- **TASK DESCRIPTION**
Quote the listing in full, exactly as given, minus any pictures.

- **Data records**
.....

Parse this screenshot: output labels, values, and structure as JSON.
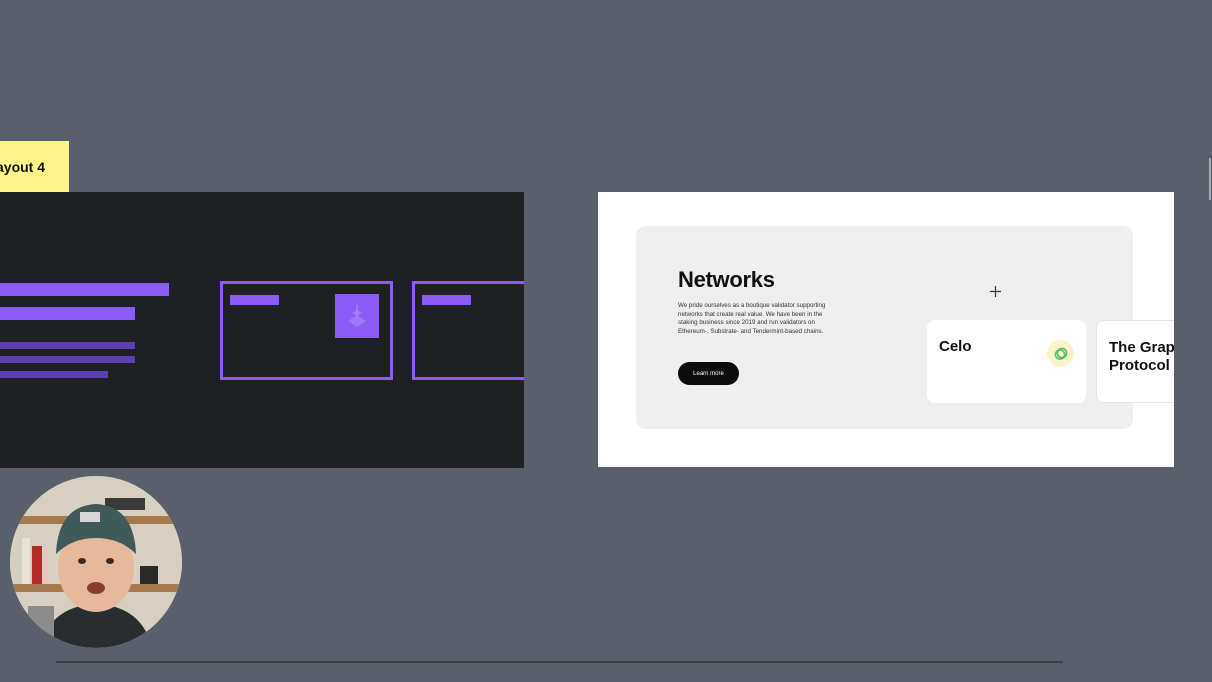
{
  "canvas": {
    "background_color": "#5a606b"
  },
  "layout_label": {
    "text": "ayout 4",
    "color": "#fdf58a"
  },
  "wireframe": {
    "accent_color": "#8b5cf6",
    "background_color": "#1f2024"
  },
  "preview": {
    "title": "Networks",
    "description": "We pride ourselves as a boutique validator supporting networks that create real value. We have been in the staking business since 2019 and run validators on Ethereum-, Substrate- and Tendermint-based chains.",
    "button_label": "Learn more",
    "cards": [
      {
        "name": "Celo",
        "icon": "celo-logo-icon"
      },
      {
        "name": "The Graph Protocol",
        "icon": ""
      }
    ]
  },
  "webcam": {
    "icon": "presenter-webcam-avatar"
  }
}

.....

- **COMPLETE ANSWER**
Parse this screenshot: output labels, values, and structure as JSON.
{
  "canvas": {
    "background_color": "#5a606b"
  },
  "layout_label": {
    "text": "ayout 4",
    "color": "#fdf58a"
  },
  "wireframe": {
    "accent_color": "#8b5cf6",
    "background_color": "#1f2024"
  },
  "preview": {
    "title": "Networks",
    "description": "We pride ourselves as a boutique validator supporting networks that create real value. We have been in the staking business since 2019 and run validators on Ethereum-, Substrate- and Tendermint-based chains.",
    "button_label": "Learn more",
    "cards": [
      {
        "name": "Celo",
        "icon": "celo-logo-icon"
      },
      {
        "name": "The Graph Protocol",
        "icon": ""
      }
    ]
  },
  "webcam": {
    "icon": "presenter-webcam-avatar"
  }
}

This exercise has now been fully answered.